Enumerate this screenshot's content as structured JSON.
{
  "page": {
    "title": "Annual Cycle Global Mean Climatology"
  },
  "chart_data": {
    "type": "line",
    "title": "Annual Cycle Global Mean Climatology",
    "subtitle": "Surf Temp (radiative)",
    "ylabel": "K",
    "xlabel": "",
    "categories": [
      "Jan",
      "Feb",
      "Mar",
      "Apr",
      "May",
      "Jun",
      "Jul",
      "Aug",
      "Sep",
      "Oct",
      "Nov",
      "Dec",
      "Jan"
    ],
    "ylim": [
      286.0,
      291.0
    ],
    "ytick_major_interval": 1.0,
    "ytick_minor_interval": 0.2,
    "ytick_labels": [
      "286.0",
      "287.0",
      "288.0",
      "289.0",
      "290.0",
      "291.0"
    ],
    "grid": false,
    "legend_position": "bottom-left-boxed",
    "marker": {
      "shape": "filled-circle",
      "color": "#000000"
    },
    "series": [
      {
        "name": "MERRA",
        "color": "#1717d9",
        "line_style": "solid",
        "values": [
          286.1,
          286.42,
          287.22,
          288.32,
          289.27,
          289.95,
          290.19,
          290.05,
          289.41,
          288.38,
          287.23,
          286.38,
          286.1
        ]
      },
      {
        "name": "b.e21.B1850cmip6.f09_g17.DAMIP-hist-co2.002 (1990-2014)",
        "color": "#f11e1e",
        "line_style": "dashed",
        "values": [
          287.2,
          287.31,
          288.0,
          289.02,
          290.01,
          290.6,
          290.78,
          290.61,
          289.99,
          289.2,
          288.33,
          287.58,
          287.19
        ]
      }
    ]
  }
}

Instructions to follow. Each line in the entries above that includes the string "color" should be extracted.

Full response.
      "color": "#000000"
        "color": "#1717d9",
        "color": "#f11e1e",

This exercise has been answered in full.